**Task description:** Out of the lines in this data, how many include "content"? Give the number and nothing else.
───── Data provided
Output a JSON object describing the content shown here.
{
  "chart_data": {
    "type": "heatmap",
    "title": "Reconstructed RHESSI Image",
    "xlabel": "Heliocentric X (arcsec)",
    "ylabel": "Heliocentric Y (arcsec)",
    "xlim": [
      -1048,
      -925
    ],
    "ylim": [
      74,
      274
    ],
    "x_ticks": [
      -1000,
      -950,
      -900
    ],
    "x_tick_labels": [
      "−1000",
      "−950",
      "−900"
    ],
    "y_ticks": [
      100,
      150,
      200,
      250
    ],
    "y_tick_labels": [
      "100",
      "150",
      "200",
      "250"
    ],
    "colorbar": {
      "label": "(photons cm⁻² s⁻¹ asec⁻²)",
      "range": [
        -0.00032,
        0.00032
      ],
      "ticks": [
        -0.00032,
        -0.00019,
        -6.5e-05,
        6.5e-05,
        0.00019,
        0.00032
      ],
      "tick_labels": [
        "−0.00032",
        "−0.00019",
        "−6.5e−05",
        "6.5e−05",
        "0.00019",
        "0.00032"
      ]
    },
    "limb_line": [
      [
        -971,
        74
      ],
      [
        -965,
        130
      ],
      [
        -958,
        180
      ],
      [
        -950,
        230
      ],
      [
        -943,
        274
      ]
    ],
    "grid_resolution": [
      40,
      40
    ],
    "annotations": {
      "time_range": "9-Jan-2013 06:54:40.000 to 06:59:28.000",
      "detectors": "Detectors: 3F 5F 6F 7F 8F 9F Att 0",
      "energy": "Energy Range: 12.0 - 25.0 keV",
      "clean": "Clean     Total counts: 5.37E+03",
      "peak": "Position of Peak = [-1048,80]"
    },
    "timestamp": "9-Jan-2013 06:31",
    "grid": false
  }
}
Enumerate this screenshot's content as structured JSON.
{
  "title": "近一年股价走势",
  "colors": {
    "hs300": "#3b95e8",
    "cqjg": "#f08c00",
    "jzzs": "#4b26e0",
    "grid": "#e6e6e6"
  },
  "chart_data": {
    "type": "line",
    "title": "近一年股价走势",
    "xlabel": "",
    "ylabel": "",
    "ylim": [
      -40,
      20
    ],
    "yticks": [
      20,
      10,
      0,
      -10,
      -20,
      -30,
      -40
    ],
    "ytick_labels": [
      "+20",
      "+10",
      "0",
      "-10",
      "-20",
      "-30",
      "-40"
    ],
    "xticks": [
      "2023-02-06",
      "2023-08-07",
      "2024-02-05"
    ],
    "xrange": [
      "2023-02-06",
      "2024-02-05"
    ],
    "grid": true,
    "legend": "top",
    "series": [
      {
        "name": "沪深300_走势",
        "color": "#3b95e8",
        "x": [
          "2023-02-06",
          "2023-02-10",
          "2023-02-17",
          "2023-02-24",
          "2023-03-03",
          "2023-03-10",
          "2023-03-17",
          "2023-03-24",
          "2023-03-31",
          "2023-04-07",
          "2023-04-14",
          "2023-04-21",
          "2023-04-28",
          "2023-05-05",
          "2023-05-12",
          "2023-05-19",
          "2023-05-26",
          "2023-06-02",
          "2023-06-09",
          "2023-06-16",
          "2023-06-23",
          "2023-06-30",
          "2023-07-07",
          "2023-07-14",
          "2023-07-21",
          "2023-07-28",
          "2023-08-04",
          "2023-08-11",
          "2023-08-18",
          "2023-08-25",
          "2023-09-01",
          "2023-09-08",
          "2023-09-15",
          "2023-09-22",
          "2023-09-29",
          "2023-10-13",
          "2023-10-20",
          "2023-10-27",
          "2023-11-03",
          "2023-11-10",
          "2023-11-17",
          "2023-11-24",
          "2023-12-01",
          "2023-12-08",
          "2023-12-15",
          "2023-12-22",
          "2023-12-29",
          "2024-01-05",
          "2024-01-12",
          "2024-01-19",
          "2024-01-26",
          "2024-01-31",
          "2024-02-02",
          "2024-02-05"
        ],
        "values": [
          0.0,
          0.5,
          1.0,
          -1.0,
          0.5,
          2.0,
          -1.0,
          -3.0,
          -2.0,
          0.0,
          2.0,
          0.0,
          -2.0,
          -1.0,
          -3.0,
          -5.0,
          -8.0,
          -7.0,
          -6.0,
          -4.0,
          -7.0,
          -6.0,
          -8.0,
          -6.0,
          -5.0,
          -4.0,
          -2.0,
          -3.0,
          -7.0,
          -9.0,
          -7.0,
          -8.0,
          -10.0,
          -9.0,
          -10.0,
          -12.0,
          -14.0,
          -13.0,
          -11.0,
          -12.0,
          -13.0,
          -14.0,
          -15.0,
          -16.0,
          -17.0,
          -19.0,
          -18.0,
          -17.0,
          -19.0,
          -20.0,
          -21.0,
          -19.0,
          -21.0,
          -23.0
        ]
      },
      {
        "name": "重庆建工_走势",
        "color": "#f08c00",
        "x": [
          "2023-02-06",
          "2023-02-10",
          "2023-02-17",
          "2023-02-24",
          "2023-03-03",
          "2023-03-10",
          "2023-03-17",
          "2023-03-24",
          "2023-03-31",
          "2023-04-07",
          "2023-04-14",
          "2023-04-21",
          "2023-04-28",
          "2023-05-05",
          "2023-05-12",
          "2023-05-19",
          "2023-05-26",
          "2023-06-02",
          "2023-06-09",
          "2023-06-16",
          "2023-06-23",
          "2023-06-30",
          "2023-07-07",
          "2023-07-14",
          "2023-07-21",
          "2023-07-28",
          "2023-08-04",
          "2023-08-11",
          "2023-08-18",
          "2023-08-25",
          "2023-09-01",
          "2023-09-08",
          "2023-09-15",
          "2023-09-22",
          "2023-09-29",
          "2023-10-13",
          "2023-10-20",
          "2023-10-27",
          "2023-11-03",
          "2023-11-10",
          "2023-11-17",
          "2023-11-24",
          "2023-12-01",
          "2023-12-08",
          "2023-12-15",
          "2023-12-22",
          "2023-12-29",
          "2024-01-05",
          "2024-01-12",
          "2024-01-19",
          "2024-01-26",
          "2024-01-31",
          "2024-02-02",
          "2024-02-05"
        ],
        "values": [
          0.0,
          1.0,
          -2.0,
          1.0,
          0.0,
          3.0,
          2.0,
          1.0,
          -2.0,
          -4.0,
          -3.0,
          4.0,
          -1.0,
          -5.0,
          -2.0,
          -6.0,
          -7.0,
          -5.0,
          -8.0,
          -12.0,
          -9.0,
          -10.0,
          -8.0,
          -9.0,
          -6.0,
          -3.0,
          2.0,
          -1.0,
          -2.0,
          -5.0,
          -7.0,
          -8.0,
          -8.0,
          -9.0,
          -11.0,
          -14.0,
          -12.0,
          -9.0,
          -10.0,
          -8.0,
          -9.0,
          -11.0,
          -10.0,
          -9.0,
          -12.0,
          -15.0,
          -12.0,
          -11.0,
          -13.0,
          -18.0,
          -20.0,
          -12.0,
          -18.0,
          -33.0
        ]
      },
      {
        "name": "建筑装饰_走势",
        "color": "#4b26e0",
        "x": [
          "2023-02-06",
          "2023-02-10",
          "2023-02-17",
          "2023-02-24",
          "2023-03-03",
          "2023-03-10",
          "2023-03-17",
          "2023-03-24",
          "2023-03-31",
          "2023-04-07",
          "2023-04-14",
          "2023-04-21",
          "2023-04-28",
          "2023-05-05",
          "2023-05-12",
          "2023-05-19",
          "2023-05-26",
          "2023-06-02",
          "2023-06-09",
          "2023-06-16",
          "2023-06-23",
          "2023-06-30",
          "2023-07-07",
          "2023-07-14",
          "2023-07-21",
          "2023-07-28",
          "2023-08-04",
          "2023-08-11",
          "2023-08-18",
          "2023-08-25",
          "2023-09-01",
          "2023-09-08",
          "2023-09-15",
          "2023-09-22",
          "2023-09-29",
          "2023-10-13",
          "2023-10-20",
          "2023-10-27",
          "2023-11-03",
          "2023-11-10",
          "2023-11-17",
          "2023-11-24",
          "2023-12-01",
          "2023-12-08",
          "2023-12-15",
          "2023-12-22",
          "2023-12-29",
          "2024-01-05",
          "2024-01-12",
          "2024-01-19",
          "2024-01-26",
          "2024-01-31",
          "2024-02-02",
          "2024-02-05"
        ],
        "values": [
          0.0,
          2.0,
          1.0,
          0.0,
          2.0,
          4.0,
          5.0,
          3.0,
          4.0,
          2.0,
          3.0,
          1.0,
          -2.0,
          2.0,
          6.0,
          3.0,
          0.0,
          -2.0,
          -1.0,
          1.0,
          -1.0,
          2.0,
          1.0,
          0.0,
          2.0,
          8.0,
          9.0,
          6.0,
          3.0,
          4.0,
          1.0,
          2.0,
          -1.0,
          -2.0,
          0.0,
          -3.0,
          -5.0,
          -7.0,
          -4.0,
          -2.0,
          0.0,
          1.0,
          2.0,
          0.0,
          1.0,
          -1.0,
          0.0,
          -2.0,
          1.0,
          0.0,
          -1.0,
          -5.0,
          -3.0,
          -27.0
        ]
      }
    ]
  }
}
──────────
**The completed task:** 2